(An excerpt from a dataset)
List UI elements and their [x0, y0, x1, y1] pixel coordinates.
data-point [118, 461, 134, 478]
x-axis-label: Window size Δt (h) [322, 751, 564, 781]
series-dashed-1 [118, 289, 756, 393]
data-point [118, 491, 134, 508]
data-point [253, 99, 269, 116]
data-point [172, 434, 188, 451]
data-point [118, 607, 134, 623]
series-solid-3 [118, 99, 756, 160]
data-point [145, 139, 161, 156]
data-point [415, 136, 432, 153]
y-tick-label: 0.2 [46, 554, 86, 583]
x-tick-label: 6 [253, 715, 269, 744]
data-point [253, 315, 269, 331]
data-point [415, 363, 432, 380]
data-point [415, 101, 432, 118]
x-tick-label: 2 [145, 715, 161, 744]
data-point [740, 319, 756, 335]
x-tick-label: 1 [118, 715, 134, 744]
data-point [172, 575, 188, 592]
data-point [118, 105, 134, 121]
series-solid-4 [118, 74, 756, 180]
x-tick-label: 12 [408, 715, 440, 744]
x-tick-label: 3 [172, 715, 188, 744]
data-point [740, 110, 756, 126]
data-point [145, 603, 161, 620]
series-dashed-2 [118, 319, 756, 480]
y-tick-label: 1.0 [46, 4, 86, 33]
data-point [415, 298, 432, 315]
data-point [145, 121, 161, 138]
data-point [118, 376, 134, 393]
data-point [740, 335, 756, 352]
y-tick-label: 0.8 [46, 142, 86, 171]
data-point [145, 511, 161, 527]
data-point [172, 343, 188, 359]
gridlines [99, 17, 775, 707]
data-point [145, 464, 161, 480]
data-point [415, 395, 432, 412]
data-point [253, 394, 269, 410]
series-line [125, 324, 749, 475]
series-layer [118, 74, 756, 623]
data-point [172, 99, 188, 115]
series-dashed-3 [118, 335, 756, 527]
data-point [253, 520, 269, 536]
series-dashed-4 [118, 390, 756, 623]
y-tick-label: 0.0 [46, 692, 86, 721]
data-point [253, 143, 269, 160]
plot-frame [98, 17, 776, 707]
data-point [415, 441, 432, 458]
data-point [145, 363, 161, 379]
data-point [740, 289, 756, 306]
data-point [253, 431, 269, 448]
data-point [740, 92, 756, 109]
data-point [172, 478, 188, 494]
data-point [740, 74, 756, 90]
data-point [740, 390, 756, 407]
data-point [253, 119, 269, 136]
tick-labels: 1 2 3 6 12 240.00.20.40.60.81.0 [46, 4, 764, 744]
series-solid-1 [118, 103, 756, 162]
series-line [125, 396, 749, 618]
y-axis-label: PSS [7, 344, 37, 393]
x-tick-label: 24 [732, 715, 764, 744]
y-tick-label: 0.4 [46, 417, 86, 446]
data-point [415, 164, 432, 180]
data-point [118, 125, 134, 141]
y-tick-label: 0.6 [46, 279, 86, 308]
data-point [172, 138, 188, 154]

**SHORT PROBLEM:** Rewrite every entry above with "data-point" replaced by "marker" wherever it occurs, leaving everything else unchanged.

**TASK RESPONSE:**
List UI elements and their [x0, y0, x1, y1] pixel coordinates.
marker [118, 461, 134, 478]
x-axis-label: Window size Δt (h) [322, 751, 564, 781]
series-dashed-1 [118, 289, 756, 393]
marker [118, 491, 134, 508]
marker [253, 99, 269, 116]
marker [172, 434, 188, 451]
marker [118, 607, 134, 623]
series-solid-3 [118, 99, 756, 160]
marker [145, 139, 161, 156]
marker [415, 136, 432, 153]
y-tick-label: 0.2 [46, 554, 86, 583]
x-tick-label: 6 [253, 715, 269, 744]
marker [253, 315, 269, 331]
marker [415, 363, 432, 380]
marker [415, 101, 432, 118]
x-tick-label: 2 [145, 715, 161, 744]
marker [740, 319, 756, 335]
x-tick-label: 1 [118, 715, 134, 744]
marker [172, 575, 188, 592]
marker [118, 105, 134, 121]
series-solid-4 [118, 74, 756, 180]
x-tick-label: 12 [408, 715, 440, 744]
x-tick-label: 3 [172, 715, 188, 744]
marker [740, 110, 756, 126]
marker [145, 603, 161, 620]
series-dashed-2 [118, 319, 756, 480]
y-tick-label: 1.0 [46, 4, 86, 33]
marker [415, 298, 432, 315]
marker [145, 121, 161, 138]
marker [118, 376, 134, 393]
marker [740, 335, 756, 352]
y-tick-label: 0.8 [46, 142, 86, 171]
marker [145, 511, 161, 527]
marker [172, 343, 188, 359]
gridlines [99, 17, 775, 707]
marker [145, 464, 161, 480]
marker [415, 395, 432, 412]
marker [253, 394, 269, 410]
series-line [125, 324, 749, 475]
series-layer [118, 74, 756, 623]
marker [172, 99, 188, 115]
series-dashed-3 [118, 335, 756, 527]
marker [253, 520, 269, 536]
series-dashed-4 [118, 390, 756, 623]
y-tick-label: 0.0 [46, 692, 86, 721]
marker [253, 143, 269, 160]
plot-frame [98, 17, 776, 707]
marker [415, 441, 432, 458]
marker [145, 363, 161, 379]
marker [740, 289, 756, 306]
marker [253, 431, 269, 448]
marker [740, 92, 756, 109]
marker [172, 478, 188, 494]
marker [740, 74, 756, 90]
marker [740, 390, 756, 407]
marker [253, 119, 269, 136]
tick-labels: 1 2 3 6 12 240.00.20.40.60.81.0 [46, 4, 764, 744]
series-solid-1 [118, 103, 756, 162]
series-line [125, 396, 749, 618]
y-axis-label: PSS [7, 344, 37, 393]
x-tick-label: 24 [732, 715, 764, 744]
y-tick-label: 0.4 [46, 417, 86, 446]
marker [415, 164, 432, 180]
marker [118, 125, 134, 141]
y-tick-label: 0.6 [46, 279, 86, 308]
marker [172, 138, 188, 154]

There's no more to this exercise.